> Figure record extracts:
(begin)
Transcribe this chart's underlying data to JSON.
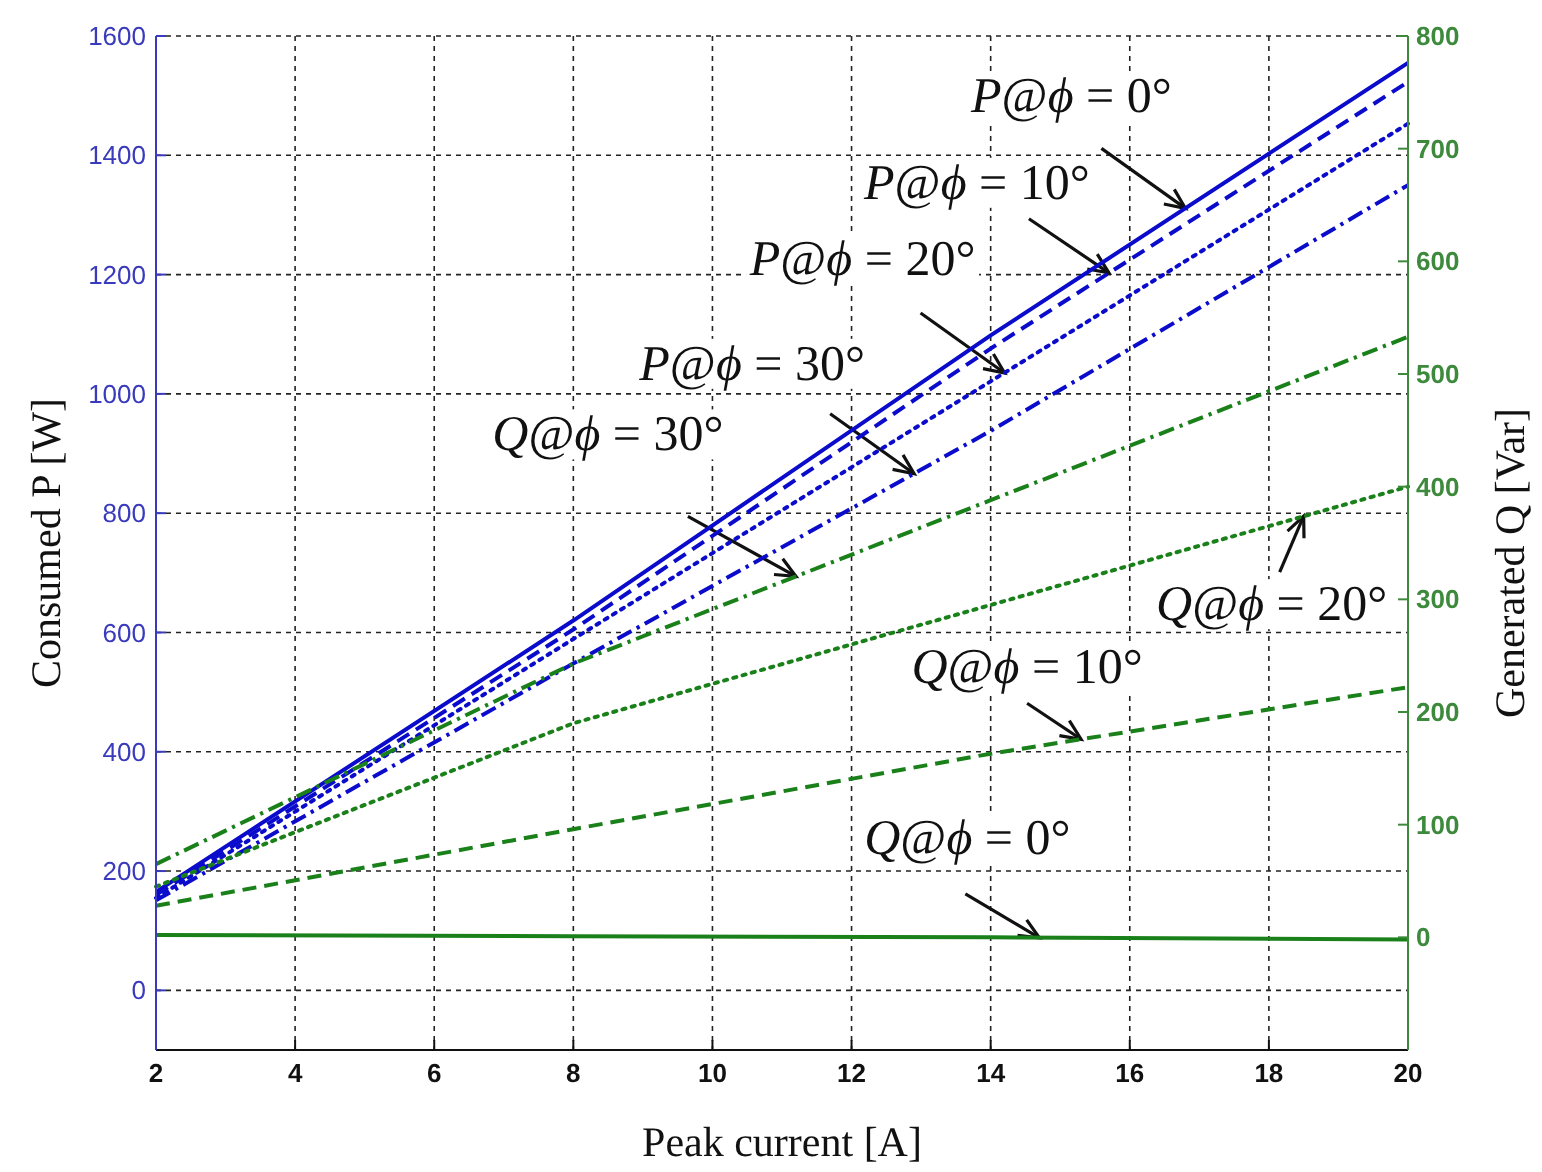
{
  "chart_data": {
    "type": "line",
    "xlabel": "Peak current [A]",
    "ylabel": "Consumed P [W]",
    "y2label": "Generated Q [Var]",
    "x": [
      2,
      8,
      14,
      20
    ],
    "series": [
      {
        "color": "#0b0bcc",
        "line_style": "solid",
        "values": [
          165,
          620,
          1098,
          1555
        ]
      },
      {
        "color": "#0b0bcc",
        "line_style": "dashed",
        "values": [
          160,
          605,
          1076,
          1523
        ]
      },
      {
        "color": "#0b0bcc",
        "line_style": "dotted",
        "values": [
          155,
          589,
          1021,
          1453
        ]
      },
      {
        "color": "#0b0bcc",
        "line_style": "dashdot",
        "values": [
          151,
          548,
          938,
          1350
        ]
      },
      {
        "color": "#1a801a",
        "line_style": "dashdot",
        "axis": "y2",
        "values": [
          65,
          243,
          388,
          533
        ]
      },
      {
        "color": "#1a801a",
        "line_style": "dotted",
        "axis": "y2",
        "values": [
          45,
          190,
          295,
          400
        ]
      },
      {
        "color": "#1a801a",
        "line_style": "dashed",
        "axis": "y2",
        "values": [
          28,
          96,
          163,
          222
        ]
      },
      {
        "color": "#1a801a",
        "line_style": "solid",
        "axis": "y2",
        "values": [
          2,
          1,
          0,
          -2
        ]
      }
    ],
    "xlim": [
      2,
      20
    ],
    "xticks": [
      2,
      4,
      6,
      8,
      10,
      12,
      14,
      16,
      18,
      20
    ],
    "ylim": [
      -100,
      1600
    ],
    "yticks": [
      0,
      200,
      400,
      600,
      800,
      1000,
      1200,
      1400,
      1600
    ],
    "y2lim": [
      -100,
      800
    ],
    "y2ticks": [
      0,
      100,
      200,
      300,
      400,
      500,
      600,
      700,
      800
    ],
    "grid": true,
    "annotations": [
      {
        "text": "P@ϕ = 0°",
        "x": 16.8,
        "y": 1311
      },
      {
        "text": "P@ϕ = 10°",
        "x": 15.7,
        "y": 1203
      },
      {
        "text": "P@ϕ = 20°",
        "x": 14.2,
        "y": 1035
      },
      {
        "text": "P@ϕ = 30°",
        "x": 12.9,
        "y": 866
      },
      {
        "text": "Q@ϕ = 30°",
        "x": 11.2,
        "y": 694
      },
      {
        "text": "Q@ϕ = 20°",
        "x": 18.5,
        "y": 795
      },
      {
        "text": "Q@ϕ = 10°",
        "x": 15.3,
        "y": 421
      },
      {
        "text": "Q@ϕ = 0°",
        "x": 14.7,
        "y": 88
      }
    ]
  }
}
(end)
(begin)
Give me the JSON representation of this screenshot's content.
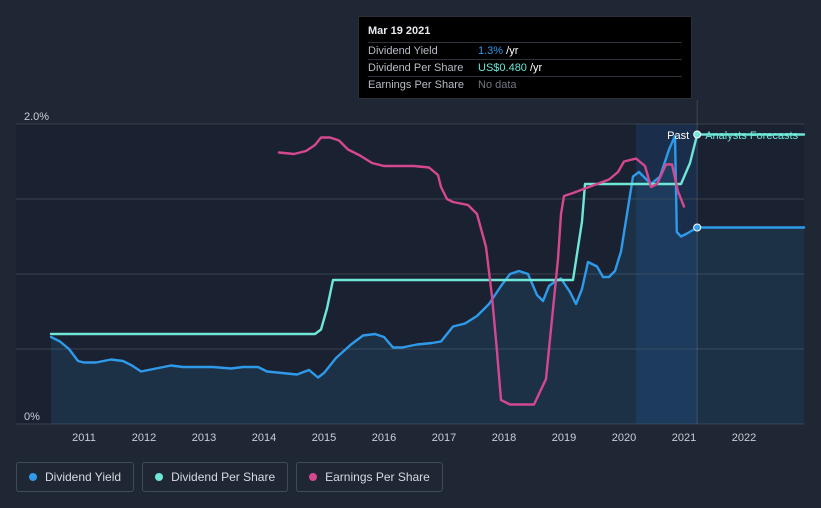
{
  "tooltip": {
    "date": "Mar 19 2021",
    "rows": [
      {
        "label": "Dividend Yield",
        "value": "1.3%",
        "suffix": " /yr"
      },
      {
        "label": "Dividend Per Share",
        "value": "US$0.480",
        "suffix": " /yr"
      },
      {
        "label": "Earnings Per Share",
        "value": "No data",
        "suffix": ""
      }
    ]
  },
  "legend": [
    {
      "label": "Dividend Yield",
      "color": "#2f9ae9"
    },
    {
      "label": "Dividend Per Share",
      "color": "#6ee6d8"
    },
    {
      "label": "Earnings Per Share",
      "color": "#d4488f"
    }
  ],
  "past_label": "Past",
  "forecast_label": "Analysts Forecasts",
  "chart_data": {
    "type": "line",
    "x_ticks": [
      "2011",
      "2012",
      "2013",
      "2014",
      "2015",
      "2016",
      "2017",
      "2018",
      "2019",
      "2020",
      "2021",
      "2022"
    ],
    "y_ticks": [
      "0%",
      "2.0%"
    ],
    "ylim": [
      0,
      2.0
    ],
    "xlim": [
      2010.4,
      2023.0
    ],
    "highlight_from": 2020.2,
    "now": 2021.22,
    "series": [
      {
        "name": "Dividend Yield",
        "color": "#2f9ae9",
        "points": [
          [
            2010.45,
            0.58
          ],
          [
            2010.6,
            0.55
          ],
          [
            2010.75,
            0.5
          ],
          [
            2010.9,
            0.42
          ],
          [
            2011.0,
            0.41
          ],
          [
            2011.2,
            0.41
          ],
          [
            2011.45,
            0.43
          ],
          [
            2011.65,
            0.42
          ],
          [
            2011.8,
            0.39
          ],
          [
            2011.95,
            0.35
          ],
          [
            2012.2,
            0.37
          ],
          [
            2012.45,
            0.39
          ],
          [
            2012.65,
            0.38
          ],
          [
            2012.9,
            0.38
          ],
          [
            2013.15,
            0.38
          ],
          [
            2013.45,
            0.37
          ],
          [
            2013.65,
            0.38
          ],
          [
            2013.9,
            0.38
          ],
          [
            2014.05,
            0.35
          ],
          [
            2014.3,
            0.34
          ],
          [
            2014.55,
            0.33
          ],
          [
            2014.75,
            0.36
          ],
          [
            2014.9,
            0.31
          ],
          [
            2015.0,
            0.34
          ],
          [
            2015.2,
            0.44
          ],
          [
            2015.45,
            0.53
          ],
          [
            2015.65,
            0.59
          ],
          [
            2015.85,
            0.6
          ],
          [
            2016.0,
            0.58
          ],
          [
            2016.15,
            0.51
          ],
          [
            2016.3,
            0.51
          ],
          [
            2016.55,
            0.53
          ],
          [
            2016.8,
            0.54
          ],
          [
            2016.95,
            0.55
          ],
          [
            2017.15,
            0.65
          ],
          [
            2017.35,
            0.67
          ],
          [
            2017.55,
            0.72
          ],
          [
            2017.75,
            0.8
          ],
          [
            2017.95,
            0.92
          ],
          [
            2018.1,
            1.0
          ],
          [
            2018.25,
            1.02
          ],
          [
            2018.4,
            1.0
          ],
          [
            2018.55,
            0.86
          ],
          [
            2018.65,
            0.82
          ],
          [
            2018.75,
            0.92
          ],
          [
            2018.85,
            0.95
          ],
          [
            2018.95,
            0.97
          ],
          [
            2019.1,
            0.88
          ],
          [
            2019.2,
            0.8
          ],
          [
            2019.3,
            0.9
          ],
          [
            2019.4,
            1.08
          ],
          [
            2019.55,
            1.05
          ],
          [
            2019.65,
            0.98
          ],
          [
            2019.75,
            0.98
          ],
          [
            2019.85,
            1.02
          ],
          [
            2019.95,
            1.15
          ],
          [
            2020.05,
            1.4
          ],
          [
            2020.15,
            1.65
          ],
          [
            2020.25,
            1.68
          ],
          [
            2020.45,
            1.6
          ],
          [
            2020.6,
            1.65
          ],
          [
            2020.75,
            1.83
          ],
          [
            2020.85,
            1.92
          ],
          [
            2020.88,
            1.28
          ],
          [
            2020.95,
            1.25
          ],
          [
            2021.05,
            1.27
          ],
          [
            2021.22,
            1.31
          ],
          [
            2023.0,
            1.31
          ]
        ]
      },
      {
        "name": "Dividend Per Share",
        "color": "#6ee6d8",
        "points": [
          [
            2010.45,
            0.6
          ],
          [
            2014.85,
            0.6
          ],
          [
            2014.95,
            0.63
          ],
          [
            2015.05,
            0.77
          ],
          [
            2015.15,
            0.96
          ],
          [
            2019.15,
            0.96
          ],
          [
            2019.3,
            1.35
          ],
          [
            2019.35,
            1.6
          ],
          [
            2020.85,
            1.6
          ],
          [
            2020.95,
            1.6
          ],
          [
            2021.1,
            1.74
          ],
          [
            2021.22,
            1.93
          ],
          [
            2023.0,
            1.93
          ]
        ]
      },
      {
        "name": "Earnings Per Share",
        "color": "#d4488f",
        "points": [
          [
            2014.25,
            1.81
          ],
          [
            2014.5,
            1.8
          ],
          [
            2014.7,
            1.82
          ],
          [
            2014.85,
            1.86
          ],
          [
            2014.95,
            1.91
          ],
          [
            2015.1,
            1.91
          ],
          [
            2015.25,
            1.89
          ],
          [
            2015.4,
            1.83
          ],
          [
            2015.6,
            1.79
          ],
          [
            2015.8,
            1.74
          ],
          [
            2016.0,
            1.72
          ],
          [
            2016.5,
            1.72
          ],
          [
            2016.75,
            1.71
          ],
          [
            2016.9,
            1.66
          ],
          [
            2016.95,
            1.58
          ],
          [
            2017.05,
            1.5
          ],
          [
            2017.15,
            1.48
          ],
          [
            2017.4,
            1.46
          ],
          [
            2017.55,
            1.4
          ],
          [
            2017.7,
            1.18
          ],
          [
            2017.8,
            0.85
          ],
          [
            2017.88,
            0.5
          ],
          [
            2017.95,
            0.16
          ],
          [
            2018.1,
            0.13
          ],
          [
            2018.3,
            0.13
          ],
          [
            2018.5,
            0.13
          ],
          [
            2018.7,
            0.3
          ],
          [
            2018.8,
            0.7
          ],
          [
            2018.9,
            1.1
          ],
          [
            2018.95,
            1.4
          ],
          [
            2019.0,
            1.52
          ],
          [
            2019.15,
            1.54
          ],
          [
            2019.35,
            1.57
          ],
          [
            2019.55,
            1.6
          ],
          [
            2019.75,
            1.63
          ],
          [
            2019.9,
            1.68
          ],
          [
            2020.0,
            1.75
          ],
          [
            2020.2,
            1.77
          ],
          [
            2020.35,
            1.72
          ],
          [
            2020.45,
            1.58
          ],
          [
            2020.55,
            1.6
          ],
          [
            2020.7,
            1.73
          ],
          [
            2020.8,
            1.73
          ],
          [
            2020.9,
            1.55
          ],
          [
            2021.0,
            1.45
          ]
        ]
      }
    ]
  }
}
(end)
> PROMPT: Which lines of the data above contain "JSON"? Copy each one.

> ANSWER IN FULL:
Transcribe this chart's underlying data to JSON.
Give me the JSON representation of this screenshot's content.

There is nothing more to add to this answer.